* Set task
Find every line in the rows below that contains the string "radio" and copy each one. Case counts.

* Records shown
** begin **
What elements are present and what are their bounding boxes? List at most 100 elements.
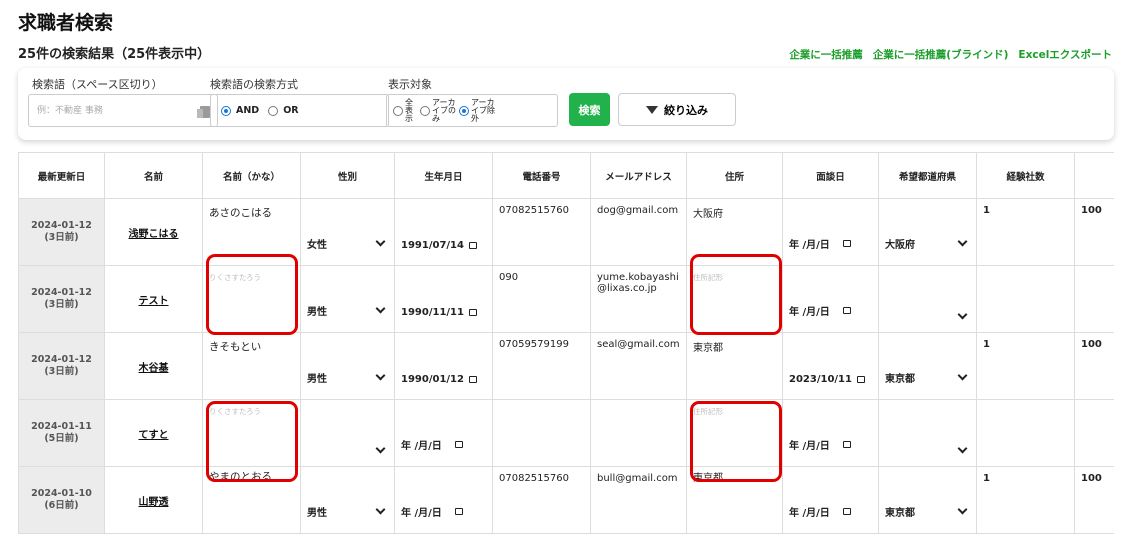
highlight-annotation [690, 401, 782, 482]
email-field[interactable]: dog@gmail.com [590, 198, 687, 266]
email-field[interactable] [590, 399, 687, 467]
filter-button[interactable]: 絞り込み [618, 93, 736, 126]
phone-field[interactable]: 090 [492, 265, 591, 333]
calendar-icon[interactable] [842, 508, 851, 515]
gender-select[interactable]: 男性 [300, 466, 395, 534]
phone-field[interactable]: 07082515760 [492, 466, 591, 534]
extra-value [1074, 399, 1114, 467]
col-header [1074, 152, 1114, 199]
results-table-container: 最新更新日 名前 名前（かな） 性別 生年月日 電話番号 メールアドレス 住所 … [18, 152, 1114, 539]
target-all-radio[interactable] [393, 105, 403, 116]
highlight-annotation [206, 254, 298, 335]
updated-date: 2024-01-12 (3日前) [18, 332, 105, 400]
col-header[interactable]: 電話番号 [492, 152, 591, 199]
candidate-name-link[interactable]: 木谷基 [139, 363, 169, 374]
phone-field[interactable]: 07059579199 [492, 332, 591, 400]
calendar-icon[interactable] [856, 376, 865, 383]
calendar-icon[interactable] [468, 309, 477, 316]
mode-and-radio[interactable] [221, 105, 231, 116]
col-header[interactable]: 経験社数 [976, 152, 1075, 199]
updated-date: 2024-01-10 (6日前) [18, 466, 105, 534]
calendar-icon[interactable] [842, 441, 851, 448]
col-header[interactable]: 名前（かな） [202, 152, 301, 199]
company-count[interactable]: 1 [976, 332, 1075, 400]
excel-export-link[interactable]: Excelエクスポート [1018, 47, 1112, 62]
search-button[interactable]: 検索 [569, 93, 610, 126]
pref-select[interactable] [878, 265, 977, 333]
email-field[interactable]: bull@gmail.com [590, 466, 687, 534]
pref-select[interactable]: 東京都 [878, 332, 977, 400]
col-header[interactable]: 面談日 [782, 152, 879, 199]
gender-select[interactable] [300, 399, 395, 467]
calendar-icon[interactable] [842, 240, 851, 247]
company-count[interactable] [976, 399, 1075, 467]
result-count: 25件の検索結果（25件表示中） [18, 47, 211, 62]
candidate-name-link[interactable]: 山野透 [139, 497, 169, 508]
birthdate-field[interactable]: 1990/11/11 [394, 265, 493, 333]
interview-date-field[interactable]: 年 /月/日 [782, 399, 879, 467]
mode-and-label: AND [236, 105, 260, 116]
chevron-down-icon [375, 236, 386, 247]
email-field[interactable]: seal@gmail.com [590, 332, 687, 400]
company-count[interactable]: 1 [976, 198, 1075, 266]
candidate-name: 木谷基 [104, 332, 203, 400]
keyword-field [28, 94, 218, 127]
col-header[interactable]: 性別 [300, 152, 395, 199]
interview-date-field[interactable]: 年 /月/日 [782, 198, 879, 266]
col-header[interactable]: 住所 [686, 152, 783, 199]
calendar-icon[interactable] [454, 441, 463, 448]
phone-field[interactable]: 07082515760 [492, 198, 591, 266]
calendar-icon[interactable] [454, 508, 463, 515]
col-header[interactable]: メールアドレス [590, 152, 687, 199]
keyword-input[interactable] [29, 95, 189, 126]
gender-select[interactable]: 男性 [300, 332, 395, 400]
mode-or-radio[interactable] [268, 105, 279, 116]
chevron-down-icon [375, 303, 386, 314]
col-header[interactable]: 名前 [104, 152, 203, 199]
gender-select[interactable]: 男性 [300, 265, 395, 333]
paste-icon[interactable] [197, 106, 210, 118]
chevron-down-icon [957, 370, 968, 381]
address-field[interactable]: 東京都 [686, 332, 783, 400]
col-header[interactable]: 最新更新日 [18, 152, 105, 199]
display-target-group: 全表示 アーカイブのみ アーカイブ除外 [386, 94, 558, 127]
birthdate-field[interactable]: 年 /月/日 [394, 466, 493, 534]
kana-field[interactable]: きそもとい [202, 332, 301, 400]
birthdate-field[interactable]: 1990/01/12 [394, 332, 493, 400]
calendar-icon[interactable] [468, 242, 477, 249]
interview-date-field[interactable]: 2023/10/11 [782, 332, 879, 400]
company-count[interactable] [976, 265, 1075, 333]
mode-label: 検索語の検索方式 [210, 78, 298, 91]
chevron-down-icon [375, 504, 386, 515]
gender-select[interactable]: 女性 [300, 198, 395, 266]
chevron-down-icon [957, 236, 968, 247]
table-row: 2024-01-10 (6日前) 山野透 やまのとおる 男性 年 /月/日 070… [18, 466, 1114, 534]
col-header[interactable]: 生年月日 [394, 152, 493, 199]
company-count[interactable]: 1 [976, 466, 1075, 534]
extra-value: 100 [1074, 466, 1114, 534]
interview-date-field[interactable]: 年 /月/日 [782, 466, 879, 534]
calendar-icon[interactable] [842, 307, 851, 314]
interview-date-field[interactable]: 年 /月/日 [782, 265, 879, 333]
extra-value: 100 [1074, 332, 1114, 400]
table-row: 2024-01-12 (3日前) 木谷基 きそもとい 男性 1990/01/12 … [18, 332, 1114, 400]
bulk-recommend-blind-link[interactable]: 企業に一括推薦(ブラインド) [873, 47, 1009, 62]
candidate-name-link[interactable]: 浅野こはる [129, 229, 179, 240]
pref-select[interactable]: 大阪府 [878, 198, 977, 266]
col-header[interactable]: 希望都道府県 [878, 152, 977, 199]
birthdate-field[interactable]: 1991/07/14 [394, 198, 493, 266]
bulk-recommend-link[interactable]: 企業に一括推薦 [789, 47, 863, 62]
email-field[interactable]: yume.kobayashi@lixas.co.jp [590, 265, 687, 333]
target-archive-only-radio[interactable] [420, 105, 430, 116]
target-archive-excluded-radio[interactable] [459, 105, 469, 116]
candidate-name-link[interactable]: てすと [139, 430, 169, 441]
calendar-icon[interactable] [468, 376, 477, 383]
candidate-name: テスト [104, 265, 203, 333]
results-table: 最新更新日 名前 名前（かな） 性別 生年月日 電話番号 メールアドレス 住所 … [18, 152, 1114, 534]
candidate-name-link[interactable]: テスト [139, 296, 169, 307]
pref-select[interactable] [878, 399, 977, 467]
birthdate-field[interactable]: 年 /月/日 [394, 399, 493, 467]
phone-field[interactable] [492, 399, 591, 467]
bulk-actions: 企業に一括推薦 企業に一括推薦(ブラインド) Excelエクスポート [789, 47, 1112, 62]
pref-select[interactable]: 東京都 [878, 466, 977, 534]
** end **
* Full solution
target-all-radio[interactable] [393, 105, 403, 116]
mode-and-radio[interactable] [221, 105, 231, 116]
mode-or-radio[interactable] [268, 105, 279, 116]
target-archive-only-radio[interactable] [420, 105, 430, 116]
target-archive-excluded-radio[interactable] [459, 105, 469, 116]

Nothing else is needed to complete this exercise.